## [TASK OBJECTIVE]
State the number of lines where "kind" appears. Add nothing else.

## [MATERIAL FOR THIS EXERCISE]
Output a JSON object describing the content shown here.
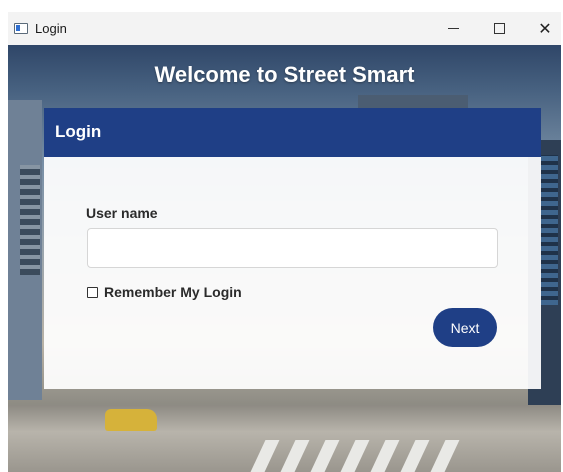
{
  "window": {
    "title": "Login",
    "icon": "app-window-icon",
    "controls": {
      "minimize_icon": "minimize-icon",
      "maximize_icon": "maximize-icon",
      "close_glyph": "✕"
    }
  },
  "banner": {
    "heading": "Welcome to Street Smart"
  },
  "login_panel": {
    "title": "Login",
    "username_label": "User name",
    "username_value": "",
    "username_placeholder": "",
    "remember_label": "Remember My Login",
    "remember_checked": false,
    "next_label": "Next"
  },
  "colors": {
    "accent": "#1f3f86",
    "title_text": "#ffffff"
  }
}
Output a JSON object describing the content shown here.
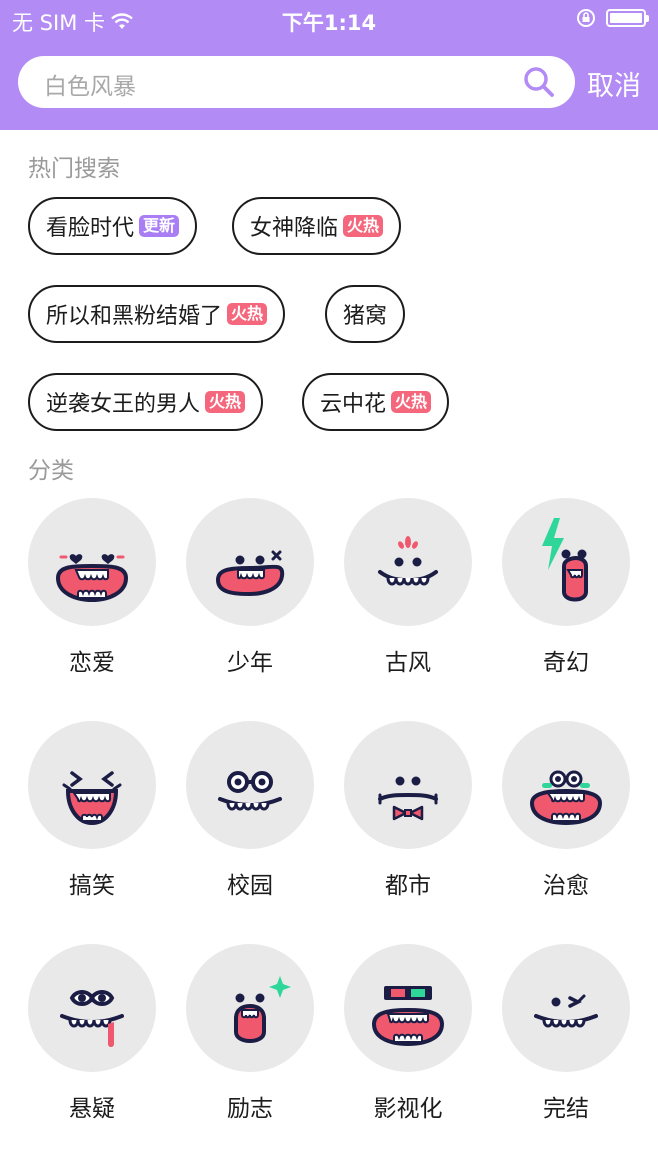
{
  "status_bar": {
    "carrier": "无 SIM 卡",
    "time": "下午1:14"
  },
  "search": {
    "placeholder": "白色风暴",
    "cancel_label": "取消"
  },
  "hot": {
    "title": "热门搜索",
    "tags": [
      {
        "text": "看脸时代",
        "badge": "更新",
        "badge_color": "#a97ef5"
      },
      {
        "text": "女神降临",
        "badge": "火热",
        "badge_color": "#f4677d"
      },
      {
        "text": "所以和黑粉结婚了",
        "badge": "火热",
        "badge_color": "#f4677d"
      },
      {
        "text": "猪窝",
        "badge": "",
        "badge_color": ""
      },
      {
        "text": "逆袭女王的男人",
        "badge": "火热",
        "badge_color": "#f4677d"
      },
      {
        "text": "云中花",
        "badge": "火热",
        "badge_color": "#f4677d"
      }
    ]
  },
  "categories": {
    "title": "分类",
    "items": [
      {
        "label": "恋爱",
        "icon": "love-face-icon"
      },
      {
        "label": "少年",
        "icon": "youth-face-icon"
      },
      {
        "label": "古风",
        "icon": "ancient-face-icon"
      },
      {
        "label": "奇幻",
        "icon": "fantasy-face-icon"
      },
      {
        "label": "搞笑",
        "icon": "funny-face-icon"
      },
      {
        "label": "校园",
        "icon": "campus-face-icon"
      },
      {
        "label": "都市",
        "icon": "city-face-icon"
      },
      {
        "label": "治愈",
        "icon": "healing-face-icon"
      },
      {
        "label": "悬疑",
        "icon": "suspense-face-icon"
      },
      {
        "label": "励志",
        "icon": "inspire-face-icon"
      },
      {
        "label": "影视化",
        "icon": "film-face-icon"
      },
      {
        "label": "完结",
        "icon": "finished-face-icon"
      }
    ]
  },
  "colors": {
    "brand": "#b38bf5",
    "mouth": "#f0586e",
    "ink": "#1b1d45",
    "circle": "#e9e9e9"
  }
}
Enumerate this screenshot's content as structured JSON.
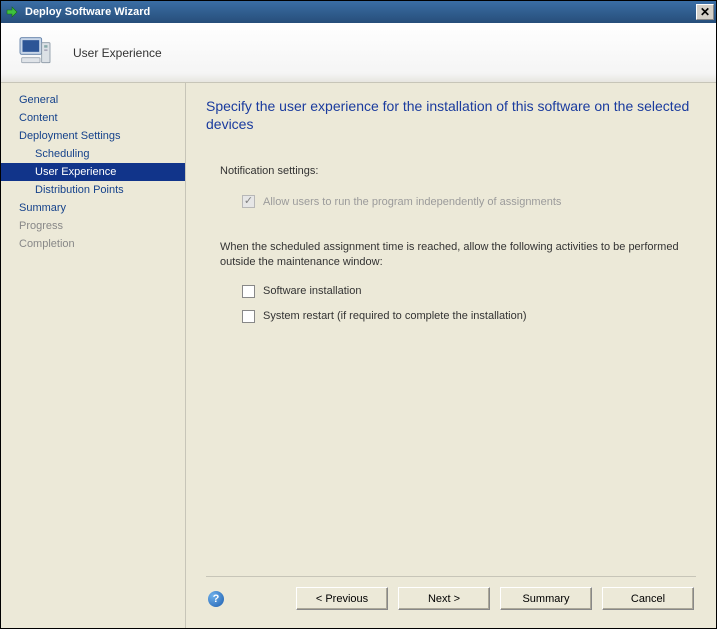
{
  "window": {
    "title": "Deploy Software Wizard"
  },
  "header": {
    "page_title": "User Experience"
  },
  "sidebar": {
    "items": [
      {
        "label": "General",
        "sub": false
      },
      {
        "label": "Content",
        "sub": false
      },
      {
        "label": "Deployment Settings",
        "sub": false
      },
      {
        "label": "Scheduling",
        "sub": true
      },
      {
        "label": "User Experience",
        "sub": true,
        "selected": true
      },
      {
        "label": "Distribution Points",
        "sub": true
      },
      {
        "label": "Summary",
        "sub": false
      },
      {
        "label": "Progress",
        "sub": false,
        "muted": true
      },
      {
        "label": "Completion",
        "sub": false,
        "muted": true
      }
    ]
  },
  "content": {
    "heading": "Specify the user experience for the installation of this software on the selected devices",
    "notification_label": "Notification settings:",
    "allow_users_label": "Allow users to run the program independently of assignments",
    "allow_users_checked": true,
    "allow_users_disabled": true,
    "maintenance_text": "When the scheduled assignment time is reached, allow the following activities to be performed outside the maintenance window:",
    "software_install_label": "Software installation",
    "software_install_checked": false,
    "system_restart_label": "System restart (if required to complete the installation)",
    "system_restart_checked": false
  },
  "footer": {
    "previous": "< Previous",
    "next": "Next >",
    "summary": "Summary",
    "cancel": "Cancel"
  }
}
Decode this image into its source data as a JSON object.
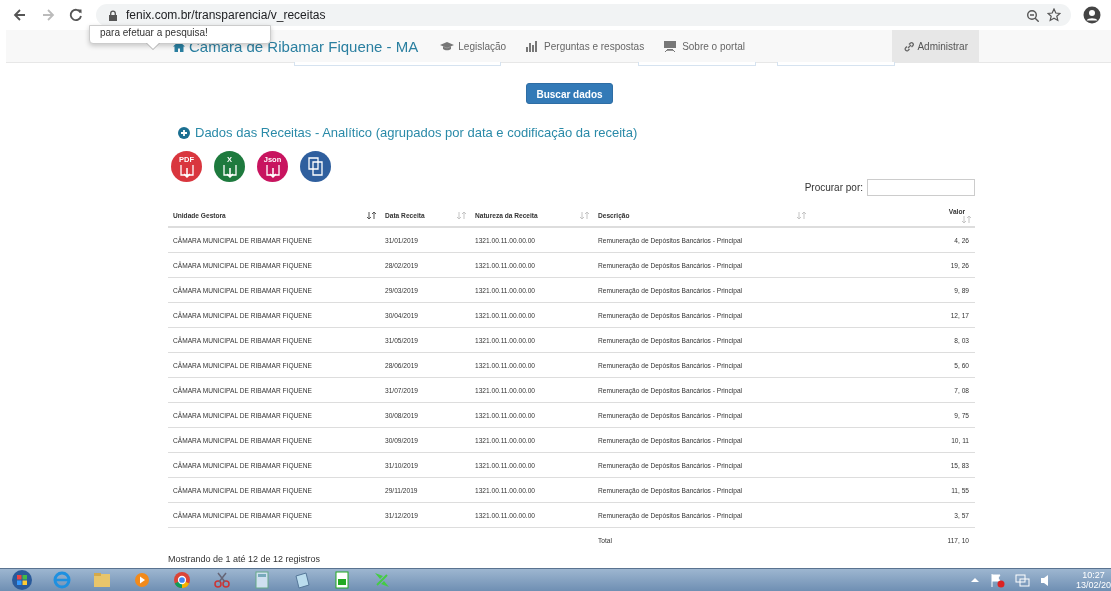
{
  "browser": {
    "url": "fenix.com.br/transparencia/v_receitas"
  },
  "tooltip": "para efetuar a pesquisa!",
  "nav": {
    "brand": "Câmara de Ribamar Fiquene - MA",
    "links": [
      "Legislação",
      "Perguntas e respostas",
      "Sobre o portal"
    ],
    "admin": "Administrar"
  },
  "search_button": "Buscar dados",
  "section_title": "Dados das Receitas - Analítico (agrupados por data e codificação da receita)",
  "exports": [
    {
      "kind": "pdf",
      "label": "PDF"
    },
    {
      "kind": "excel",
      "label": "X"
    },
    {
      "kind": "json",
      "label": "Json"
    },
    {
      "kind": "copy"
    }
  ],
  "search_label": "Procurar por:",
  "table": {
    "columns": [
      {
        "label": "Unidade Gestora",
        "sorted": true
      },
      {
        "label": "Data Receita",
        "sorted": false
      },
      {
        "label": "Natureza da Receita",
        "sorted": false
      },
      {
        "label": "Descrição",
        "sorted": false
      },
      {
        "label": "Valor",
        "sorted": false
      }
    ],
    "rows": [
      [
        "CÂMARA MUNICIPAL DE RIBAMAR FIQUENE",
        "31/01/2019",
        "1321.00.11.00.00.00",
        "Remuneração de Depósitos Bancários - Principal",
        "4, 26"
      ],
      [
        "CÂMARA MUNICIPAL DE RIBAMAR FIQUENE",
        "28/02/2019",
        "1321.00.11.00.00.00",
        "Remuneração de Depósitos Bancários - Principal",
        "19, 26"
      ],
      [
        "CÂMARA MUNICIPAL DE RIBAMAR FIQUENE",
        "29/03/2019",
        "1321.00.11.00.00.00",
        "Remuneração de Depósitos Bancários - Principal",
        "9, 89"
      ],
      [
        "CÂMARA MUNICIPAL DE RIBAMAR FIQUENE",
        "30/04/2019",
        "1321.00.11.00.00.00",
        "Remuneração de Depósitos Bancários - Principal",
        "12, 17"
      ],
      [
        "CÂMARA MUNICIPAL DE RIBAMAR FIQUENE",
        "31/05/2019",
        "1321.00.11.00.00.00",
        "Remuneração de Depósitos Bancários - Principal",
        "8, 03"
      ],
      [
        "CÂMARA MUNICIPAL DE RIBAMAR FIQUENE",
        "28/06/2019",
        "1321.00.11.00.00.00",
        "Remuneração de Depósitos Bancários - Principal",
        "5, 60"
      ],
      [
        "CÂMARA MUNICIPAL DE RIBAMAR FIQUENE",
        "31/07/2019",
        "1321.00.11.00.00.00",
        "Remuneração de Depósitos Bancários - Principal",
        "7, 08"
      ],
      [
        "CÂMARA MUNICIPAL DE RIBAMAR FIQUENE",
        "30/08/2019",
        "1321.00.11.00.00.00",
        "Remuneração de Depósitos Bancários - Principal",
        "9, 75"
      ],
      [
        "CÂMARA MUNICIPAL DE RIBAMAR FIQUENE",
        "30/09/2019",
        "1321.00.11.00.00.00",
        "Remuneração de Depósitos Bancários - Principal",
        "10, 11"
      ],
      [
        "CÂMARA MUNICIPAL DE RIBAMAR FIQUENE",
        "31/10/2019",
        "1321.00.11.00.00.00",
        "Remuneração de Depósitos Bancários - Principal",
        "15, 83"
      ],
      [
        "CÂMARA MUNICIPAL DE RIBAMAR FIQUENE",
        "29/11/2019",
        "1321.00.11.00.00.00",
        "Remuneração de Depósitos Bancários - Principal",
        "11, 55"
      ],
      [
        "CÂMARA MUNICIPAL DE RIBAMAR FIQUENE",
        "31/12/2019",
        "1321.00.11.00.00.00",
        "Remuneração de Depósitos Bancários - Principal",
        "3, 57"
      ]
    ],
    "total": {
      "label": "Total",
      "value": "117, 10"
    }
  },
  "footer_info": "Mostrando de 1 até 12 de 12 registros",
  "taskbar": {
    "time": "10:27",
    "date": "13/02/20"
  }
}
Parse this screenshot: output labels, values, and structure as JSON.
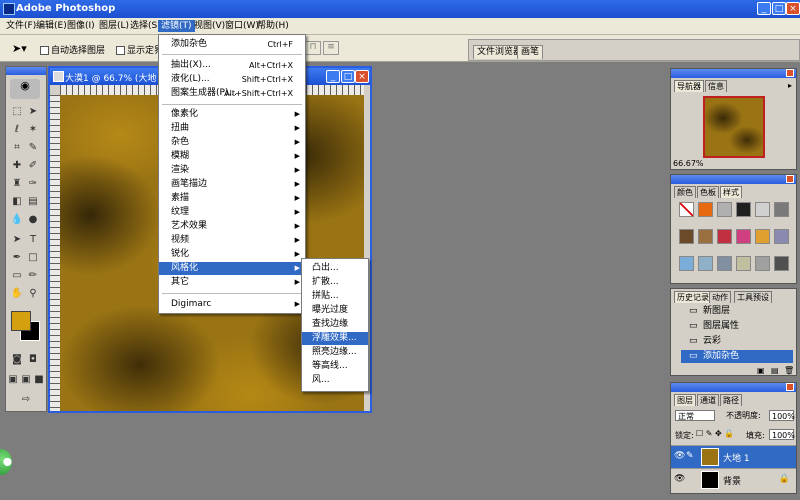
{
  "app": {
    "title": "Adobe Photoshop"
  },
  "window_controls": {
    "minimize": "_",
    "maximize": "□",
    "close": "×"
  },
  "menubar": [
    "文件(F)",
    "编辑(E)",
    "图像(I)",
    "图层(L)",
    "选择(S)",
    "滤镜(T)",
    "视图(V)",
    "窗口(W)",
    "帮助(H)"
  ],
  "optbar": {
    "auto_select": "自动选择图层",
    "show_bounds": "显示定界框",
    "palette_tabs": [
      "文件浏览器",
      "画笔"
    ]
  },
  "document": {
    "title": "大漠1 @ 66.7% (大地 1..."
  },
  "filter_menu": {
    "top": [
      {
        "label": "添加杂色",
        "shortcut": "Ctrl+F"
      },
      {
        "label": "抽出(X)...",
        "shortcut": "Alt+Ctrl+X"
      },
      {
        "label": "液化(L)...",
        "shortcut": "Shift+Ctrl+X"
      },
      {
        "label": "图案生成器(P)...",
        "shortcut": "Alt+Shift+Ctrl+X"
      }
    ],
    "sub": [
      "像素化",
      "扭曲",
      "杂色",
      "模糊",
      "渲染",
      "画笔描边",
      "素描",
      "纹理",
      "艺术效果",
      "视频",
      "锐化",
      "风格化",
      "其它"
    ],
    "highlighted": "风格化",
    "bottom": "Digimarc"
  },
  "stylize_menu": {
    "items": [
      "凸出...",
      "扩散...",
      "拼贴...",
      "曝光过度",
      "查找边缘",
      "浮雕效果...",
      "照亮边缘...",
      "等高线...",
      "风..."
    ],
    "highlighted": "浮雕效果..."
  },
  "navigator": {
    "tabs": [
      "导航器",
      "信息"
    ],
    "zoom": "66.67%"
  },
  "styles": {
    "tabs": [
      "颜色",
      "色板",
      "样式"
    ],
    "swatches": [
      "#ffffff",
      "#e86a10",
      "#b0b0b0",
      "#202020",
      "#d0d0d0",
      "#7a7a7a",
      "#6b4a2a",
      "#9a7040",
      "#c03040",
      "#d04080",
      "#e0a030",
      "#8a8ab0",
      "#7aaed8",
      "#90b0c8",
      "#8090a0",
      "#c0c0a0",
      "#a0a0a0",
      "#505050"
    ]
  },
  "history": {
    "tabs": [
      "历史记录",
      "动作",
      "工具预设"
    ],
    "items": [
      "新图层",
      "图层属性",
      "云彩",
      "添加杂色"
    ],
    "highlighted": "添加杂色"
  },
  "layers": {
    "tabs": [
      "图层",
      "通道",
      "路径"
    ],
    "blend_mode": "正常",
    "opacity_label": "不透明度:",
    "opacity": "100%",
    "lock_label": "锁定:",
    "fill_label": "填充:",
    "fill": "100%",
    "items": [
      {
        "name": "大地 1",
        "selected": true
      },
      {
        "name": "背景",
        "selected": false
      }
    ]
  },
  "colors": {
    "foreground": "#d4a010",
    "background": "#000000",
    "accent": "#316ac5"
  }
}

## [WRITTEN REPLY]
4